▶ _Instructions to follow_
Pull out every line below that holds the word "parmesan".

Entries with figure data
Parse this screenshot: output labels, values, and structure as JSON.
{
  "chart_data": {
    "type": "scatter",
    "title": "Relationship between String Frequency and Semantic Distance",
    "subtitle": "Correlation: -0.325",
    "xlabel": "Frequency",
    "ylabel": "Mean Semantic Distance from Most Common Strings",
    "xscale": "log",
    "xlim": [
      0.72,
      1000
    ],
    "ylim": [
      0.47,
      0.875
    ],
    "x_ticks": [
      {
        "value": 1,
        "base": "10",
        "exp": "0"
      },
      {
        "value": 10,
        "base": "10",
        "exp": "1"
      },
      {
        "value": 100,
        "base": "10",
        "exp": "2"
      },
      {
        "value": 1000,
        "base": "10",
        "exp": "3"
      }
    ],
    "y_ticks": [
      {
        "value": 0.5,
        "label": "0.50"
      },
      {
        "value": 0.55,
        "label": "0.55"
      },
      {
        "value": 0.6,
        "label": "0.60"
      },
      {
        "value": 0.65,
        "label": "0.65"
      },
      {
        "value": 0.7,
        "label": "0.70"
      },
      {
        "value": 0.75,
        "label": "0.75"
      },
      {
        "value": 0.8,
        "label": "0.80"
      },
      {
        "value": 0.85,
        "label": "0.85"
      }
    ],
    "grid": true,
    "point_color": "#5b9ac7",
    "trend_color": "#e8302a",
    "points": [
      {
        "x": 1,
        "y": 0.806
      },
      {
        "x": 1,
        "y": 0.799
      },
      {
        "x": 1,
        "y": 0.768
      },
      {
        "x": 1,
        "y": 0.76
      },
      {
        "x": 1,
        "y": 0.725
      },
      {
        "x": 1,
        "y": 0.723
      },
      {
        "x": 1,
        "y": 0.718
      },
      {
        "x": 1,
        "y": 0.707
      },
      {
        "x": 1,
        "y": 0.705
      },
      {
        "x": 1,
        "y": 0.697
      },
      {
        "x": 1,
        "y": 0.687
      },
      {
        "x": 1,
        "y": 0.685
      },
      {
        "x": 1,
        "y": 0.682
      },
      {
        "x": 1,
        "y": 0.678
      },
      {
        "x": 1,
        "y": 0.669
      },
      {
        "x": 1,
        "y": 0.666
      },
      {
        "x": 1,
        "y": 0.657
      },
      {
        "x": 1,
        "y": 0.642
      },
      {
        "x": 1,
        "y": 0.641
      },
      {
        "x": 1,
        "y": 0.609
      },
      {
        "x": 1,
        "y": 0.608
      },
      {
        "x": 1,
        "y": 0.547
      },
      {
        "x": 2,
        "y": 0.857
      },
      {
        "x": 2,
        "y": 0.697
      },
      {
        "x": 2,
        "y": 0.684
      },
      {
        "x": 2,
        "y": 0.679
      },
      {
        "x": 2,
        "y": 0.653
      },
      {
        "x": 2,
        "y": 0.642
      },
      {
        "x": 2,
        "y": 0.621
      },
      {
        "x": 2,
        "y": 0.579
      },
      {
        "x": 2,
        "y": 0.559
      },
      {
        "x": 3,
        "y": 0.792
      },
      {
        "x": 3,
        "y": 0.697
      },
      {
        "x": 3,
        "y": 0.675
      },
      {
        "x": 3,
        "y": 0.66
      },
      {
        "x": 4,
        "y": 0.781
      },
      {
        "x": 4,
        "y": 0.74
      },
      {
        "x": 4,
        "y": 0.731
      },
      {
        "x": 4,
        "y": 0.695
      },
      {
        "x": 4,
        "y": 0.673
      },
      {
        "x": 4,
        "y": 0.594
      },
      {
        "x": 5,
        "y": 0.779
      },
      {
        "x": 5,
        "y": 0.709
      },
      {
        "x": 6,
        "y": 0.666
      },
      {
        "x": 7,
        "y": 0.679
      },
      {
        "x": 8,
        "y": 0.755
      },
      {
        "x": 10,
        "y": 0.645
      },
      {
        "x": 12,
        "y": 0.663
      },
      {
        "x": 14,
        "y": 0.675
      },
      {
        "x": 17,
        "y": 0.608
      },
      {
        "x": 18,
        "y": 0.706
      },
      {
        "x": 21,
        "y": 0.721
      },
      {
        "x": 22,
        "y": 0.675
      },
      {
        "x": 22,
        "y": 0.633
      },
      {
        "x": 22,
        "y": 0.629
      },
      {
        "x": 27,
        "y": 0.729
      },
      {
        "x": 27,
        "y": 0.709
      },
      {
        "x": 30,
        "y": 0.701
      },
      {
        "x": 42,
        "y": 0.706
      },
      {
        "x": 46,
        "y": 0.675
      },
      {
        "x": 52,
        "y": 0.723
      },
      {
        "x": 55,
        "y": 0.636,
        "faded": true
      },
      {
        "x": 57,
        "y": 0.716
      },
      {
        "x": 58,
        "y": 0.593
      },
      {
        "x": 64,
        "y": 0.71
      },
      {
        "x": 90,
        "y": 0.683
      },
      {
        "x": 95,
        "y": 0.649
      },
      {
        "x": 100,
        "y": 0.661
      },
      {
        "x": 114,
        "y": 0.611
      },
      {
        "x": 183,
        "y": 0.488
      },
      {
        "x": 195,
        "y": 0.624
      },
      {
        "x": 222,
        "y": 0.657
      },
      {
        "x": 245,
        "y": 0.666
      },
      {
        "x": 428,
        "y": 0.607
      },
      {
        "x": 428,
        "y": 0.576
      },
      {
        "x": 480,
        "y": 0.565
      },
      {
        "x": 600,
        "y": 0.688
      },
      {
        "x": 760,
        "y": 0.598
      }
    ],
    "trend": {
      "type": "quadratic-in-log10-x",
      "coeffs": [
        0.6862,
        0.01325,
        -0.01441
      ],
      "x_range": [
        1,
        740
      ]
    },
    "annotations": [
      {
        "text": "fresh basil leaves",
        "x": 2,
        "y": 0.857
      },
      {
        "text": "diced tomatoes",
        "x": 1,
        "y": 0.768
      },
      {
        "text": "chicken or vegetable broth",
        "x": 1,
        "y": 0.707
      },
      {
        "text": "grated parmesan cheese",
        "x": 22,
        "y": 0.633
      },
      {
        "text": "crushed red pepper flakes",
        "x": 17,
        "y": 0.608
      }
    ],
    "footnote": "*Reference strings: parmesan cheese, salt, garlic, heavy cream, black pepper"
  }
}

▶ _Solution_
        "text": "grated parmesan cheese",
    "footnote": "*Reference strings: parmesan cheese, salt, garlic, heavy cream, black pepper"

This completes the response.